Description of the task: Copy all entries without alteration and skip the pictures they hold.

Source material:

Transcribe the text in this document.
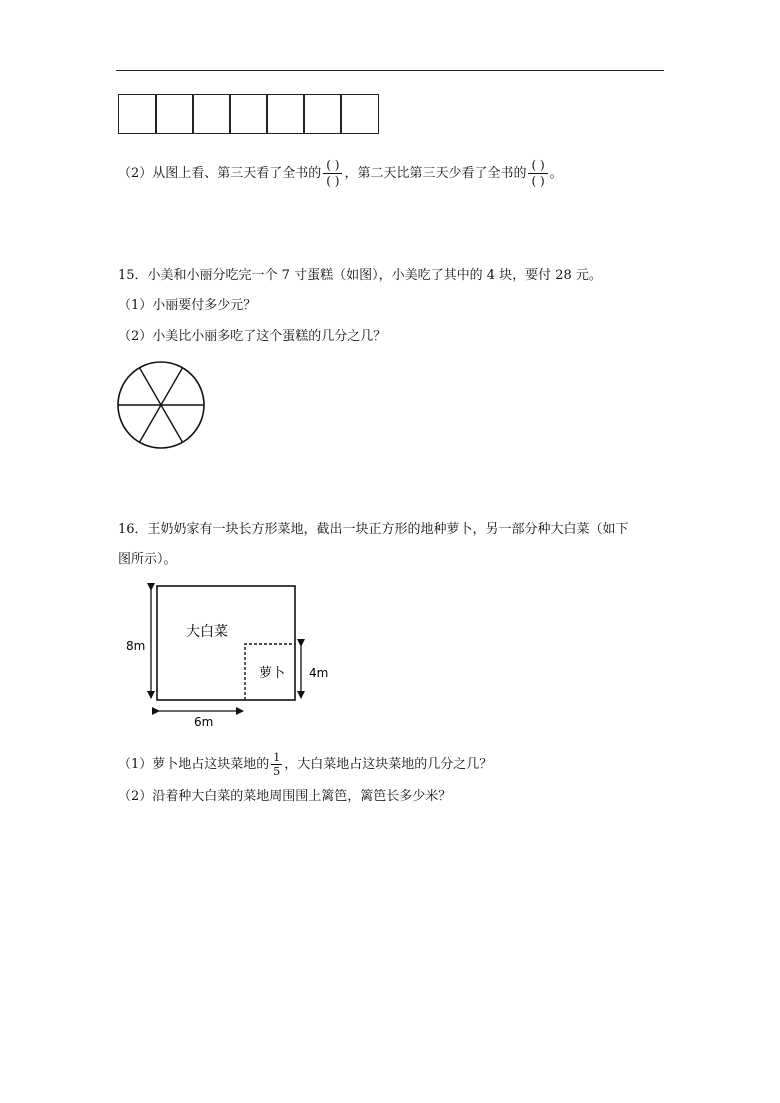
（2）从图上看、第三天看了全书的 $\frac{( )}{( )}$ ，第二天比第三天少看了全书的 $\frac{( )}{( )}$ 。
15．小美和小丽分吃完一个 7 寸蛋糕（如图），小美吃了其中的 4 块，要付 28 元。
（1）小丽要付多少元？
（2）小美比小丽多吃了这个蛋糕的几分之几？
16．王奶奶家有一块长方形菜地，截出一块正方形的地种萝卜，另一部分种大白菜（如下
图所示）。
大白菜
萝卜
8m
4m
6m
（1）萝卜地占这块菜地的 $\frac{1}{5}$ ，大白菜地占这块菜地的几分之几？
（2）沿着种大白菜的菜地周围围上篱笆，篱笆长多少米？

Result for this exercise:
Transcribe the text in this document.
（2）从图上看、第三天看了全书的 $\frac{( )}{( )}$ ，第二天比第三天少看了全书的 $\frac{( )}{( )}$ 。
15．小美和小丽分吃完一个 7 寸蛋糕（如图），小美吃了其中的 4 块，要付 28 元。
（1）小丽要付多少元？
（2）小美比小丽多吃了这个蛋糕的几分之几？
16．王奶奶家有一块长方形菜地，截出一块正方形的地种萝卜，另一部分种大白菜（如下
图所示）。
大白菜
萝卜
8m
4m
6m
（1）萝卜地占这块菜地的 $\frac{1}{5}$ ，大白菜地占这块菜地的几分之几？
（2）沿着种大白菜的菜地周围围上篱笆，篱笆长多少米？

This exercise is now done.